Available data:
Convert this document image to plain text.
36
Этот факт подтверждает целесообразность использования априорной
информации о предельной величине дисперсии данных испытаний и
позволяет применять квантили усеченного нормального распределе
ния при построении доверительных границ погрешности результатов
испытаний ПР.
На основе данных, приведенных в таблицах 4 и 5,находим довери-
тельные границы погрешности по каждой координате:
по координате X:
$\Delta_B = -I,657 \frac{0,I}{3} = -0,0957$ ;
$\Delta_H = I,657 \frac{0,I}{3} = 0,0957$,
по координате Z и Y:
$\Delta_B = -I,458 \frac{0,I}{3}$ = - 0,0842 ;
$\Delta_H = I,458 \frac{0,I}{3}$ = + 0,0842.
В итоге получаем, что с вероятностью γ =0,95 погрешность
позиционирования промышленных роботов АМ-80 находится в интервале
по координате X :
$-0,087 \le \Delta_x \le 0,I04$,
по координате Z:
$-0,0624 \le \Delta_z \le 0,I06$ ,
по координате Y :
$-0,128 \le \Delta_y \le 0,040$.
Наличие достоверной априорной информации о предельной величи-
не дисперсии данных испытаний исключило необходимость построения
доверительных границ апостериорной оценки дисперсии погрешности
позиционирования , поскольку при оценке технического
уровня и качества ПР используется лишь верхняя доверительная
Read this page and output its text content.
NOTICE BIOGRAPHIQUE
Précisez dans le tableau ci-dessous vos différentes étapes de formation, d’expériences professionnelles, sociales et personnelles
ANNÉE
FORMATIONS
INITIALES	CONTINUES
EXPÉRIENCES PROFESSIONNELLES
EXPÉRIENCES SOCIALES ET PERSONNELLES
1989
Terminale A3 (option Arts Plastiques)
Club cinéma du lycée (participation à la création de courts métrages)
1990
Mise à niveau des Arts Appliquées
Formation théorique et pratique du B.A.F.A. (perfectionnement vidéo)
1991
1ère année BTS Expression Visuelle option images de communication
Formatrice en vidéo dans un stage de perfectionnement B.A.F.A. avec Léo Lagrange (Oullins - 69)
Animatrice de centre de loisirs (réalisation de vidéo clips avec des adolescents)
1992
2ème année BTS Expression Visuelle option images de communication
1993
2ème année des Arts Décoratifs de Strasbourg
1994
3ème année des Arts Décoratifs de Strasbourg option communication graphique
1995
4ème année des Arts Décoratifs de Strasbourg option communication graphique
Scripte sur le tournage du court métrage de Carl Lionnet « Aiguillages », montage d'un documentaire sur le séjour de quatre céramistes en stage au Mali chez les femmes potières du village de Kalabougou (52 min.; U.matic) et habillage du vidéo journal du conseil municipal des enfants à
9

What to produce: Search the preceding listing for "позиционирования" and extract every line where it is found.

Expected answer:
позиционирования промышленных роботов АМ-80 находится в интервале
позиционирования , поскольку при оценке технического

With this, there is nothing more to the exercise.